- [Source records]
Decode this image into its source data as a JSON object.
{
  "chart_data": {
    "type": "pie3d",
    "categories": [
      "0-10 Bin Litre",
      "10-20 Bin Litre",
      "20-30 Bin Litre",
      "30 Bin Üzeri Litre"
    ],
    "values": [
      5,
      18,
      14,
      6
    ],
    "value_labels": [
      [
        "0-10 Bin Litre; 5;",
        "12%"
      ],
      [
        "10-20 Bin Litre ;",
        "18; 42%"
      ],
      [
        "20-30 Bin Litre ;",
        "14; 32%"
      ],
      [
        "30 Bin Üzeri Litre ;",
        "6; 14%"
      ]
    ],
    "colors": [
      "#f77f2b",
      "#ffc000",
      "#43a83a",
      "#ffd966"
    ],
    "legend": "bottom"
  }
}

- [Task requirements]
Your task is to retype all of the records exactly.

- [Answer to the task]
Decode this image into its source data as a JSON object.
{
  "chart_data": {
    "type": "pie3d",
    "categories": [
      "0-10 Bin Litre",
      "10-20 Bin Litre",
      "20-30 Bin Litre",
      "30 Bin Üzeri Litre"
    ],
    "values": [
      5,
      18,
      14,
      6
    ],
    "value_labels": [
      [
        "0-10 Bin Litre; 5;",
        "12%"
      ],
      [
        "10-20 Bin Litre ;",
        "18; 42%"
      ],
      [
        "20-30 Bin Litre ;",
        "14; 32%"
      ],
      [
        "30 Bin Üzeri Litre ;",
        "6; 14%"
      ]
    ],
    "colors": [
      "#f77f2b",
      "#ffc000",
      "#43a83a",
      "#ffd966"
    ],
    "legend": "bottom"
  }
}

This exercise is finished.